> _EXERCISE DATA_
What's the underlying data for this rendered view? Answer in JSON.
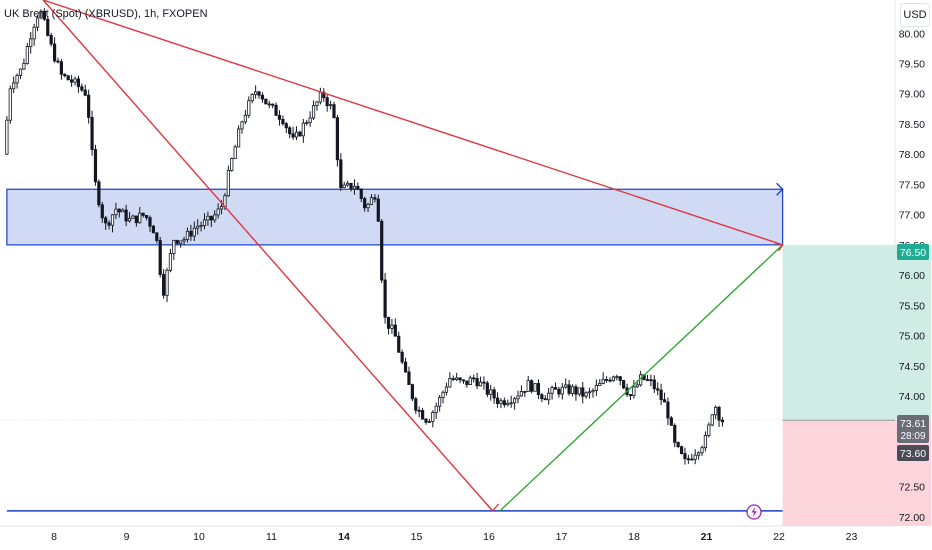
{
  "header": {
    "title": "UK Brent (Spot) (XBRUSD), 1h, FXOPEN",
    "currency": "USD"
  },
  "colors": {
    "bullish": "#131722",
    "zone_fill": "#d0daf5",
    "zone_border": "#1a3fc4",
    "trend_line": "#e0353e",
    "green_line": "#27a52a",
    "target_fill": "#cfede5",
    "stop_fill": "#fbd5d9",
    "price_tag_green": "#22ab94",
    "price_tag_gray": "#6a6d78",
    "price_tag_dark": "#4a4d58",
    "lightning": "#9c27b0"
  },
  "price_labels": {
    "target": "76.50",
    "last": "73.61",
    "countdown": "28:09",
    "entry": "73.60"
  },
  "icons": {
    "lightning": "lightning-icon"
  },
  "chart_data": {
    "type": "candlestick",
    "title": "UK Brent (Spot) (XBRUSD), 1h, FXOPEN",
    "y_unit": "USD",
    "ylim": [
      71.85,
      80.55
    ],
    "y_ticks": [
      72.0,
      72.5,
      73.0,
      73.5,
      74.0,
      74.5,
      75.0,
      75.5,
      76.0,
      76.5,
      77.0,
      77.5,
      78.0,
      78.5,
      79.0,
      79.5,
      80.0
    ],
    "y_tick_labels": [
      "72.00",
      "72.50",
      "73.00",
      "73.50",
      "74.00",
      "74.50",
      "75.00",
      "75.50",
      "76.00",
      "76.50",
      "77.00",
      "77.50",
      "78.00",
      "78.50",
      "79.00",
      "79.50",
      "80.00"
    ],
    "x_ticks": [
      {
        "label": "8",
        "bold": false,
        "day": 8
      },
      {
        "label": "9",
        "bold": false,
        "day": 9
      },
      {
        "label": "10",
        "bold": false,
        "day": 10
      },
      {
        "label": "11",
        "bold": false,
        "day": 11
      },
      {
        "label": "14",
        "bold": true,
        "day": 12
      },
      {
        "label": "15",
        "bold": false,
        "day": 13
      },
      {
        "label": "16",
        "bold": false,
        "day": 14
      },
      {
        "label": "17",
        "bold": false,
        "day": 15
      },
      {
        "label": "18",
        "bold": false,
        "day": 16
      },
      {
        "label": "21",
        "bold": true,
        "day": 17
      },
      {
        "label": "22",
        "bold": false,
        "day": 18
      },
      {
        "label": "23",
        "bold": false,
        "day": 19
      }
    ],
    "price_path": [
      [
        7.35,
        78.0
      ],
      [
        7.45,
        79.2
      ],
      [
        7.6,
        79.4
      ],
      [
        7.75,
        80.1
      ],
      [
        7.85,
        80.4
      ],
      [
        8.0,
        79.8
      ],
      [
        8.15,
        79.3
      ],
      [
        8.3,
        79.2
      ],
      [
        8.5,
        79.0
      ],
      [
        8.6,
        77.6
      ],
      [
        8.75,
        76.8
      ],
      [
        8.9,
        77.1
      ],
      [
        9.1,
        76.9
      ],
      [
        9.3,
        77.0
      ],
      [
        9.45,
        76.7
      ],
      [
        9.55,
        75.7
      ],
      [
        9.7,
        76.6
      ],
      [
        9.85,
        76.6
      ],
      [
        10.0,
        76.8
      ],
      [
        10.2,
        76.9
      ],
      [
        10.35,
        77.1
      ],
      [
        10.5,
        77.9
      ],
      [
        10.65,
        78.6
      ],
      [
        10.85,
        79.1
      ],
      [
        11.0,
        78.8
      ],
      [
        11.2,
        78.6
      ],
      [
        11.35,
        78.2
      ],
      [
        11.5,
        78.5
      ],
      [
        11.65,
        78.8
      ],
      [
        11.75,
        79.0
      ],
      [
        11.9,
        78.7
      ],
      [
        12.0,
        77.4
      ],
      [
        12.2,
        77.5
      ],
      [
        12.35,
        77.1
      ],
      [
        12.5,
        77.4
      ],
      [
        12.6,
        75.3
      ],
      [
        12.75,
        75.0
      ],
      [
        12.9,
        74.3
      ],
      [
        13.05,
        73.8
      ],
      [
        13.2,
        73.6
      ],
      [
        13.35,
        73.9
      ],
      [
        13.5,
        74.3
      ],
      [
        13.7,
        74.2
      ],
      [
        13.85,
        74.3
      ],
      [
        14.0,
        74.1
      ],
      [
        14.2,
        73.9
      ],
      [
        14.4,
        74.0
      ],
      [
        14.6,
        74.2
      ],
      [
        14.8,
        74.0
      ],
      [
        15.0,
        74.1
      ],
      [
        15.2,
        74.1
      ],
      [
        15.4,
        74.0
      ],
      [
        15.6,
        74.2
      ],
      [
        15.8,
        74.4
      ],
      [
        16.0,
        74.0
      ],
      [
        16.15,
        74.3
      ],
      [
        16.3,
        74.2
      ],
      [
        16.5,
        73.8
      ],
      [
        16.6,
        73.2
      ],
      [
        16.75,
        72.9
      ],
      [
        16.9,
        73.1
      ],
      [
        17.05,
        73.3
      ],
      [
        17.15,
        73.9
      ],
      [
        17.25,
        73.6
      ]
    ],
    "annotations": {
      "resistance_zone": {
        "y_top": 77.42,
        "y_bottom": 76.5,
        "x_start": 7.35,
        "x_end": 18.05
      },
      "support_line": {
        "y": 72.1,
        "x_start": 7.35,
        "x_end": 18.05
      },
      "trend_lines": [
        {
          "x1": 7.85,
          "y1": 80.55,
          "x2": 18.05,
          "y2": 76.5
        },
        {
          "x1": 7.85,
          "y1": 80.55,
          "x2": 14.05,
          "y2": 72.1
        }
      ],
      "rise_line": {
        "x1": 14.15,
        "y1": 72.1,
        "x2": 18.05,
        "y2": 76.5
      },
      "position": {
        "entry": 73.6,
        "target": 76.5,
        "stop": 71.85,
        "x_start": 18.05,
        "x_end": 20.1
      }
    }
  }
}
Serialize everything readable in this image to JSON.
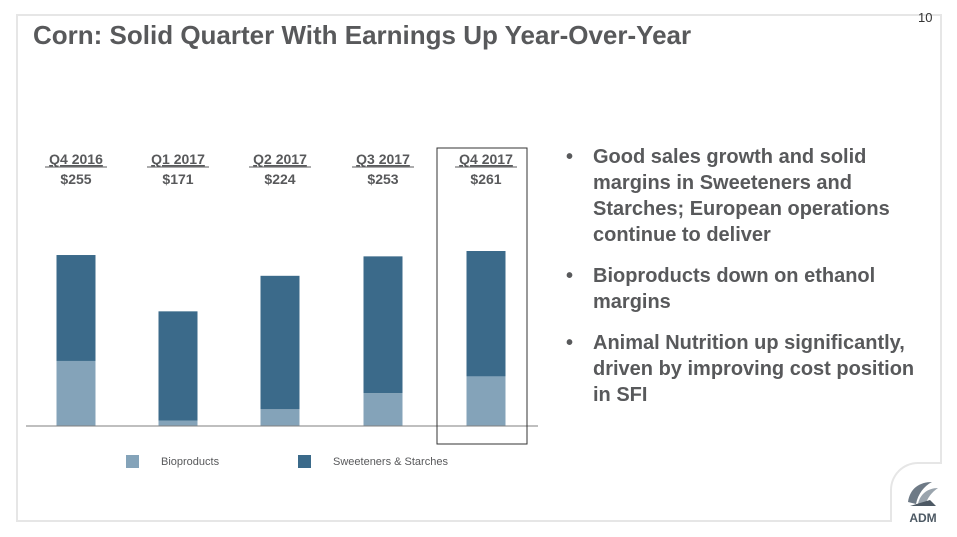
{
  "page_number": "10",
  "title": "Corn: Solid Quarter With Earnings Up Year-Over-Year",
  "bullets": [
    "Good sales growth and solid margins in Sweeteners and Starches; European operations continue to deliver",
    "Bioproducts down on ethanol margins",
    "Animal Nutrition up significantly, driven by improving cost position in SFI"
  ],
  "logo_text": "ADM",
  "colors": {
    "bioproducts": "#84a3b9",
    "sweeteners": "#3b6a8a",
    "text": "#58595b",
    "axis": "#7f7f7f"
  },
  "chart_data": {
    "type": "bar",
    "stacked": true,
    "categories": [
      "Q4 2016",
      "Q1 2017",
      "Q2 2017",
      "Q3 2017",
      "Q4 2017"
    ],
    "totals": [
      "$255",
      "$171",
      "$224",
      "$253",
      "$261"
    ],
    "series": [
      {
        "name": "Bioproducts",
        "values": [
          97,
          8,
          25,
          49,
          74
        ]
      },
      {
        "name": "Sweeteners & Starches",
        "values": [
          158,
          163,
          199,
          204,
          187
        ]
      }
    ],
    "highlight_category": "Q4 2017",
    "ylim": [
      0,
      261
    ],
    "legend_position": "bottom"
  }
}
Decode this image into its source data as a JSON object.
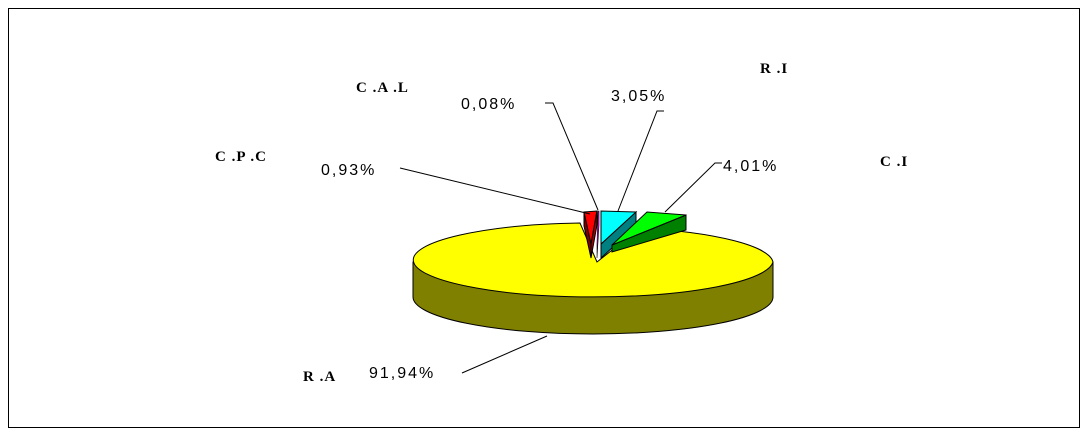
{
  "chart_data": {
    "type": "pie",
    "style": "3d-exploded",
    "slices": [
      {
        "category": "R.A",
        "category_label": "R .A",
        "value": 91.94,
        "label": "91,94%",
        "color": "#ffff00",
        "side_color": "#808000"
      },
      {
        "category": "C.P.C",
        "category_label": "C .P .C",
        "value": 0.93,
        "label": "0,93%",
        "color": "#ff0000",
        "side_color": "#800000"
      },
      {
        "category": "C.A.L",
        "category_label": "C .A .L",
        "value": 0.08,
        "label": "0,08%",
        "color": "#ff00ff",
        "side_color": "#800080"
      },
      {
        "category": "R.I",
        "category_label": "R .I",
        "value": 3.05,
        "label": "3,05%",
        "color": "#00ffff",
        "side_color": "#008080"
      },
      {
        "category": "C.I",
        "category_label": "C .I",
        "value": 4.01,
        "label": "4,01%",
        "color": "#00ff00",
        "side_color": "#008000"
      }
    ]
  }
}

> _WHAT IS NEEDED_
All lines that include "image" are to be gathered and copied.

> _TASK ANSWER_
Serialize everything readable in this image to JSON.
Decode this image into its source data as a JSON object.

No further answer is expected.